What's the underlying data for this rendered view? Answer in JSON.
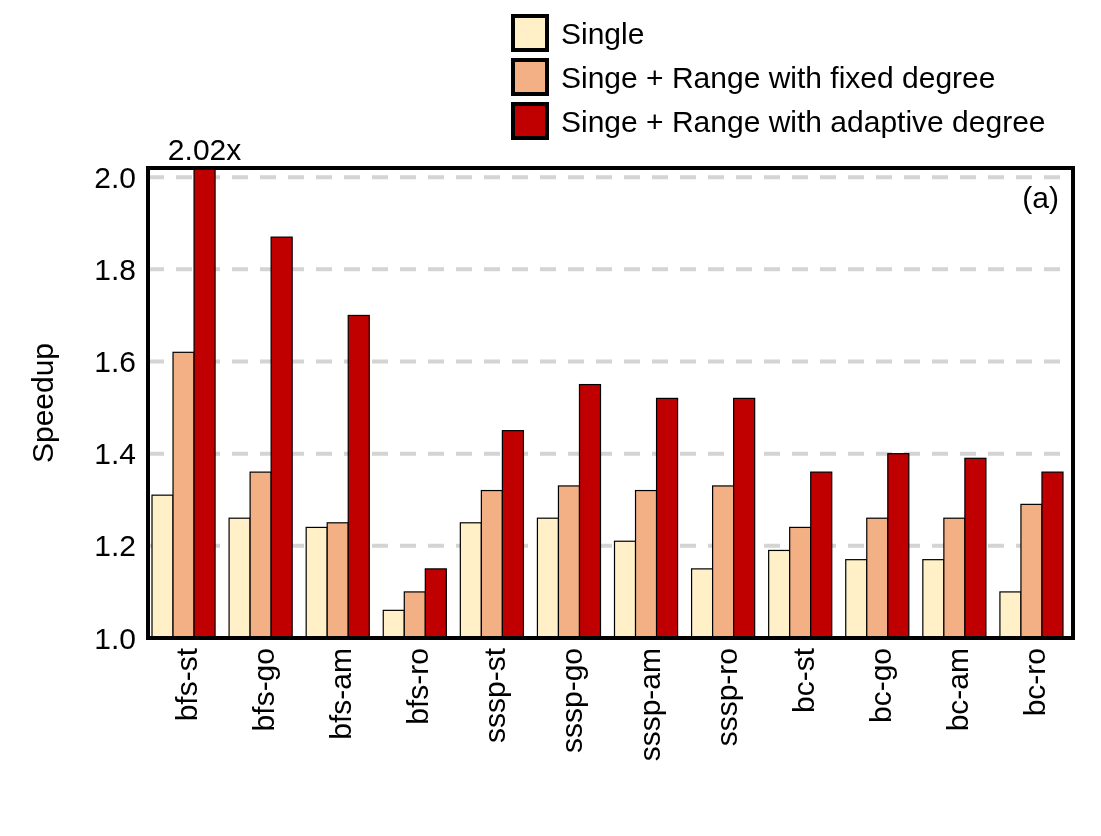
{
  "chart_data": {
    "type": "bar",
    "ylabel": "Speedup",
    "categories": [
      "bfs-st",
      "bfs-go",
      "bfs-am",
      "bfs-ro",
      "sssp-st",
      "sssp-go",
      "sssp-am",
      "sssp-ro",
      "bc-st",
      "bc-go",
      "bc-am",
      "bc-ro"
    ],
    "series": [
      {
        "name": "Single",
        "color": "#fff0c8",
        "values": [
          1.31,
          1.26,
          1.24,
          1.06,
          1.25,
          1.26,
          1.21,
          1.15,
          1.19,
          1.17,
          1.17,
          1.1
        ]
      },
      {
        "name": "Singe + Range with fixed degree",
        "color": "#f2b084",
        "values": [
          1.62,
          1.36,
          1.25,
          1.1,
          1.32,
          1.33,
          1.32,
          1.33,
          1.24,
          1.26,
          1.26,
          1.29
        ]
      },
      {
        "name": "Singe + Range with adaptive degree",
        "color": "#c00000",
        "values": [
          2.02,
          1.87,
          1.7,
          1.15,
          1.45,
          1.55,
          1.52,
          1.52,
          1.36,
          1.4,
          1.39,
          1.36
        ],
        "value_labels": [
          "2.02x",
          null,
          null,
          null,
          null,
          null,
          null,
          null,
          null,
          null,
          null,
          null
        ]
      }
    ],
    "ylim": [
      1.0,
      2.02
    ],
    "yticks": [
      {
        "value": 1,
        "label": "1.0"
      },
      1.2,
      1.4,
      1.6,
      1.8,
      {
        "value": 2,
        "label": "2.0"
      }
    ],
    "grid": "y",
    "legend": "top right",
    "annotations": [
      "(a)"
    ]
  }
}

Requirements: Above are some records. Report the number of their lines that include "color", and add nothing else.

Complete response: 3